**Your instructions:** Please find the lines in the entries below that contain the word "their", and copy each one.
-- -- --
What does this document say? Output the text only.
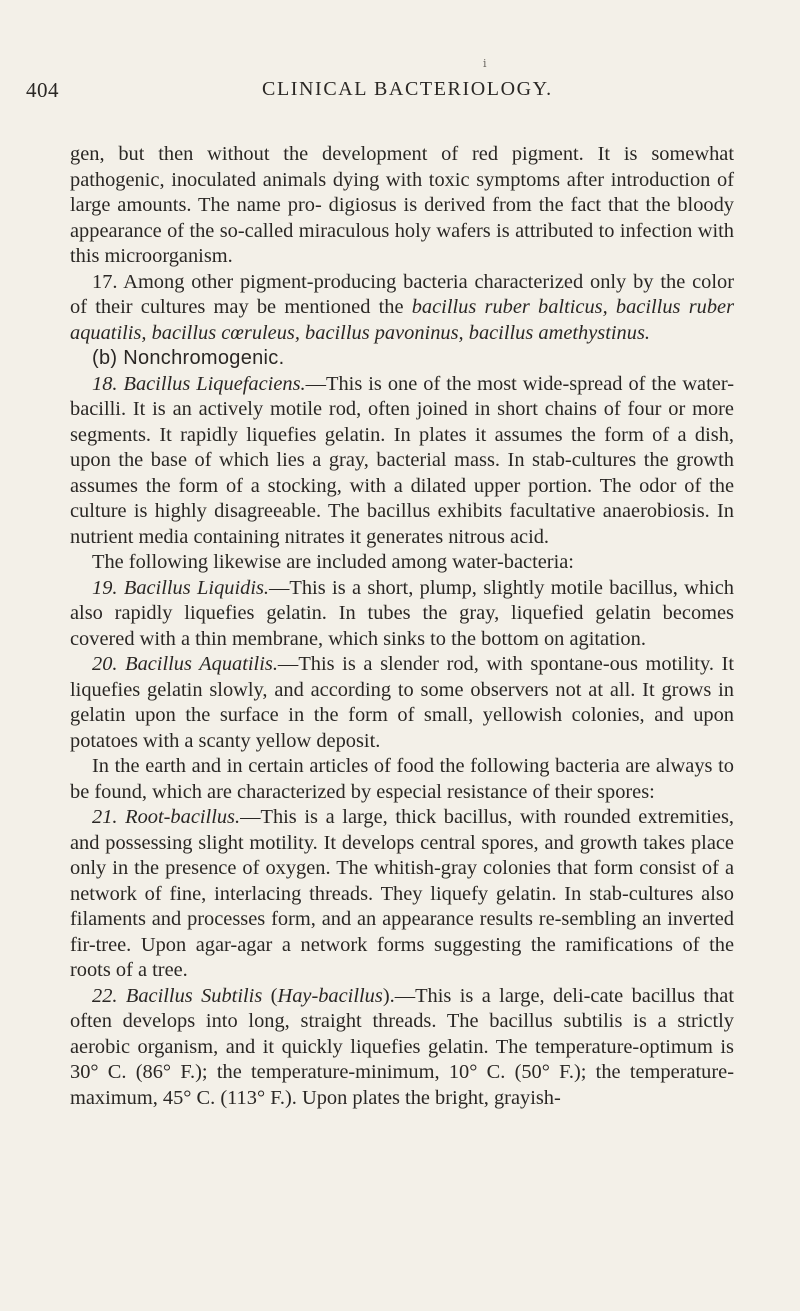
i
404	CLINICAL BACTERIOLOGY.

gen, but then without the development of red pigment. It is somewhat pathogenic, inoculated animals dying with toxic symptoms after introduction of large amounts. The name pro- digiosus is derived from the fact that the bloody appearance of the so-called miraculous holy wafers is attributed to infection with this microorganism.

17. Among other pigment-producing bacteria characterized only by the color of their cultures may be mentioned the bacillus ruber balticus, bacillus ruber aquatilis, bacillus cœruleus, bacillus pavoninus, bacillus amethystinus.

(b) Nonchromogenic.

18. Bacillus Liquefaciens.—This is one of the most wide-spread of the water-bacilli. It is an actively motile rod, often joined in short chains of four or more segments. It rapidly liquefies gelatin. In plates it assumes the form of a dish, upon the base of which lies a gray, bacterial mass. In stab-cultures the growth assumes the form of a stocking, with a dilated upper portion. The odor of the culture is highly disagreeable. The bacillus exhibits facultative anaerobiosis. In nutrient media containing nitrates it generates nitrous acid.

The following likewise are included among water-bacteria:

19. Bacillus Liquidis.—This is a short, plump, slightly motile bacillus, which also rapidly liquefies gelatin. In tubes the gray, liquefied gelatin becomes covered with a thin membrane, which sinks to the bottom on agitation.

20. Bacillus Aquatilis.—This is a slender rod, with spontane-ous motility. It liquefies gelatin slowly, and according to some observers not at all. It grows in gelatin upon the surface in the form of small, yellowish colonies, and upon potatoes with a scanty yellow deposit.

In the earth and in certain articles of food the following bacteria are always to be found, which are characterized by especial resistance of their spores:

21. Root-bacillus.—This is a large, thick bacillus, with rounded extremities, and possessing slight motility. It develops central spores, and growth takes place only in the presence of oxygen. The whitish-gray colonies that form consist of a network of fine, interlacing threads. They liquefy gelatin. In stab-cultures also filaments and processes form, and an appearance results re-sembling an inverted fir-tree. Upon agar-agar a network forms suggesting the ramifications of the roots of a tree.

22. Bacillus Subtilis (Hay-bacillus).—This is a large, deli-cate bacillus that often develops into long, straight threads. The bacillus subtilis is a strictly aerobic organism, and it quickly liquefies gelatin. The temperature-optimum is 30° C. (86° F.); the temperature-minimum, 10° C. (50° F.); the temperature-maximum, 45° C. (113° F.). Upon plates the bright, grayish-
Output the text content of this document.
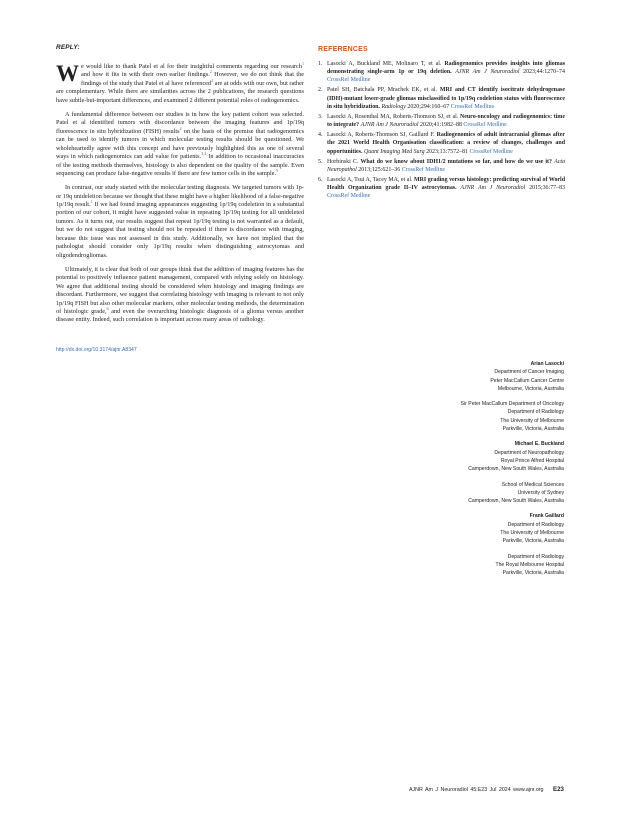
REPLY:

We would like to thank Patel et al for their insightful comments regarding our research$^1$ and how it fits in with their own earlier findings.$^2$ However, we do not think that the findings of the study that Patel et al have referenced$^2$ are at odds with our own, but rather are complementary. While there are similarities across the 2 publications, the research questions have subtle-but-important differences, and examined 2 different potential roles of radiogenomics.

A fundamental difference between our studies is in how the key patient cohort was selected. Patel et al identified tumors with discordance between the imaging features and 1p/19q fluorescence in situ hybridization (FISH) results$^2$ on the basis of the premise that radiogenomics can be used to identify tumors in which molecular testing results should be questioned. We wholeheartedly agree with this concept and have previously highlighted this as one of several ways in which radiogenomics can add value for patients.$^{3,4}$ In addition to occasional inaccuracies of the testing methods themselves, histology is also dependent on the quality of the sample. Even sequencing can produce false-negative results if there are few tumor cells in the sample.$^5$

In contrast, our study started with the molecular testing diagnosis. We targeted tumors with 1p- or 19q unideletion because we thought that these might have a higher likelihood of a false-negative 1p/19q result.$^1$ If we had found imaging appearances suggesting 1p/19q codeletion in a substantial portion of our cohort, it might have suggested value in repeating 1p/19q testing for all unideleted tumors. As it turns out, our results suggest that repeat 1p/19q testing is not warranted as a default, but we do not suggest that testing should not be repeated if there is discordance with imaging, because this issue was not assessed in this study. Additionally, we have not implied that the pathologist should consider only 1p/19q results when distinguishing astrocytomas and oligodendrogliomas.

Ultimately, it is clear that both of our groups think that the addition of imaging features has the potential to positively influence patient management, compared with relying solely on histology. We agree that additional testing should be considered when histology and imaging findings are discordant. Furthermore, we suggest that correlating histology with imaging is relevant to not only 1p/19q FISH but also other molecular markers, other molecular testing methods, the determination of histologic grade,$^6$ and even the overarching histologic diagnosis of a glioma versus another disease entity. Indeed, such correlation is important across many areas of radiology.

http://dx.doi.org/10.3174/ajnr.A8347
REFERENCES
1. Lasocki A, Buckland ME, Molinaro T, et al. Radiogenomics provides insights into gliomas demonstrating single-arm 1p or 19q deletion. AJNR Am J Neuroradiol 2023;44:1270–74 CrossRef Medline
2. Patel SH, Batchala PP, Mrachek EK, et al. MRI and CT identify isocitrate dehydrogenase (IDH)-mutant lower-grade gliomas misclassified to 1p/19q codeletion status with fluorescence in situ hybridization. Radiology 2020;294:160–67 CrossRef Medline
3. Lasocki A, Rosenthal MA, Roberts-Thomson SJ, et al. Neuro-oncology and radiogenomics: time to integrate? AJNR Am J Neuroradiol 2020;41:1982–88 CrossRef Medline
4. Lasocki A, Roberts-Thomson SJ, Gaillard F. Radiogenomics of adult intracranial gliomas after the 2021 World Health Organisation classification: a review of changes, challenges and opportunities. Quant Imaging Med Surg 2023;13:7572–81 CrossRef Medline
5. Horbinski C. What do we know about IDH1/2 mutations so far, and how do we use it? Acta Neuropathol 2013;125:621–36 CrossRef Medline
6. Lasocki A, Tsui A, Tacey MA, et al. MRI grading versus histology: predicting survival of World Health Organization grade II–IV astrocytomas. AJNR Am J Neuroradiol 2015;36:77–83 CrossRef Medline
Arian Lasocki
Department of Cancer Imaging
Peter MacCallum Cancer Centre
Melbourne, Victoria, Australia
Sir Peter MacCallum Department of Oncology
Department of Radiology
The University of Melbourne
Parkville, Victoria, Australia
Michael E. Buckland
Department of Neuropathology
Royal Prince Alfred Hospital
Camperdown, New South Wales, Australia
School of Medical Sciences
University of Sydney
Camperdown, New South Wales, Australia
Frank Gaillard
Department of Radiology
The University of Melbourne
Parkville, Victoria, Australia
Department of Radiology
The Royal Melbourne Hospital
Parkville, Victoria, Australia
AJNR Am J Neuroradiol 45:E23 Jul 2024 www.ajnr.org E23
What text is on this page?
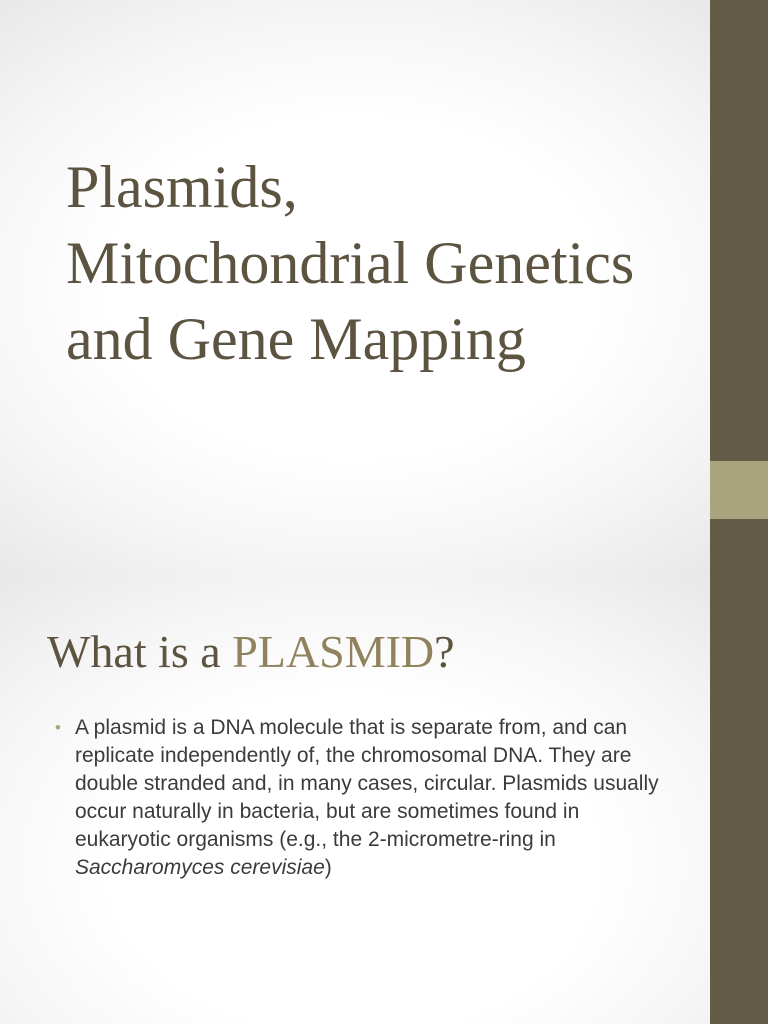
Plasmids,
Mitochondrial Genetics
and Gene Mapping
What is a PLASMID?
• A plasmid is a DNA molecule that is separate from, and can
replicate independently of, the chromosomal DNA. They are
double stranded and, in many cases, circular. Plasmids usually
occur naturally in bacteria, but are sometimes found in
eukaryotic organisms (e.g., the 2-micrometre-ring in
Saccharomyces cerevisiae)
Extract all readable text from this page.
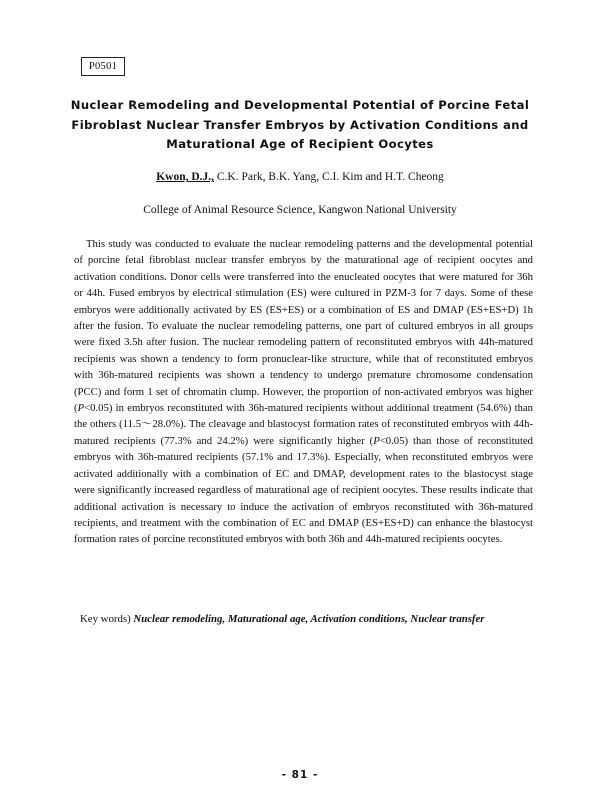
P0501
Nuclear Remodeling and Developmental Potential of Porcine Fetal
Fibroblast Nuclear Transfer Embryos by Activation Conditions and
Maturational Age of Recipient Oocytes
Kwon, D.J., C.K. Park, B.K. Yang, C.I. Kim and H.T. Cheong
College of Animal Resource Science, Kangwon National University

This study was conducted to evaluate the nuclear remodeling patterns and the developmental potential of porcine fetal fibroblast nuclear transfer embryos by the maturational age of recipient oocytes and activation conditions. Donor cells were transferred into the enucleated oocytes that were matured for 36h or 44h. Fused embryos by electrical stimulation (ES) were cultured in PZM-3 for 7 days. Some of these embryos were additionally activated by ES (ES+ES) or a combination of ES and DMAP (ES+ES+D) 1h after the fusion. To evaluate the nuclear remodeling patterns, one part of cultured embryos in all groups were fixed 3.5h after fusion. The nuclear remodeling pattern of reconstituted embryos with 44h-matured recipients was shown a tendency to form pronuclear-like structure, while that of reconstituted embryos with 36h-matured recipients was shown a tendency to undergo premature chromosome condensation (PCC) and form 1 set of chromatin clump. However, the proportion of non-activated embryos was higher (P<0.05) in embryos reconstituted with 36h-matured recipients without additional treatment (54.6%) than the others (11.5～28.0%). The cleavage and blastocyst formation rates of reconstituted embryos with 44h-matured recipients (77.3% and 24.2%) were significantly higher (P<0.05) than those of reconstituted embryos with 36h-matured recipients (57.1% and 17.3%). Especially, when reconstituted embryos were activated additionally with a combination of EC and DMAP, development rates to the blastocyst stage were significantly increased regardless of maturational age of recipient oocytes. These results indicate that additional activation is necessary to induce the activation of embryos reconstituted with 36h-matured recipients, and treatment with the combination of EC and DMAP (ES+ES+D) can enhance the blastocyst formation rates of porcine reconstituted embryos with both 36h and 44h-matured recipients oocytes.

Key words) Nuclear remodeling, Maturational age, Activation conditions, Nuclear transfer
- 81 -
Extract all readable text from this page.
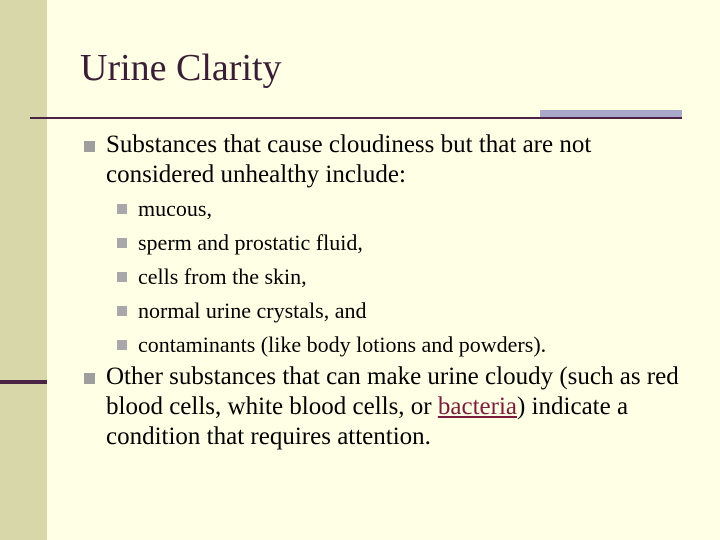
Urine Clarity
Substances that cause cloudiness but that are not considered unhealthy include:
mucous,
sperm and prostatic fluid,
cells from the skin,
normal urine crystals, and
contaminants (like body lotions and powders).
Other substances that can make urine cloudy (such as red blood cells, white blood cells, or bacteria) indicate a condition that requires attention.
-- -- --
**Output below:**
17. Among other pigment-producing bacteria characterized only by the color of their cultures may be mentioned the bacillus ruber balticus, bacillus ruber aquatilis, bacillus cœruleus, bacillus pavoninus, bacillus amethystinus.
In the earth and in certain articles of food the following bacteria are always to be found, which are characterized by especial resistance of their spores:
We would like to thank Patel et al for their insightful comments regarding our research$^1$ and how it fits in with their own earlier findings.$^2$ However, we do not think that the findings of the study that Patel et al have referenced$^2$ are at odds with our own, but rather are complementary. While there are similarities across the 2 publications, the research questions have subtle-but-important differences, and examined 2 different potential roles of radiogenomics.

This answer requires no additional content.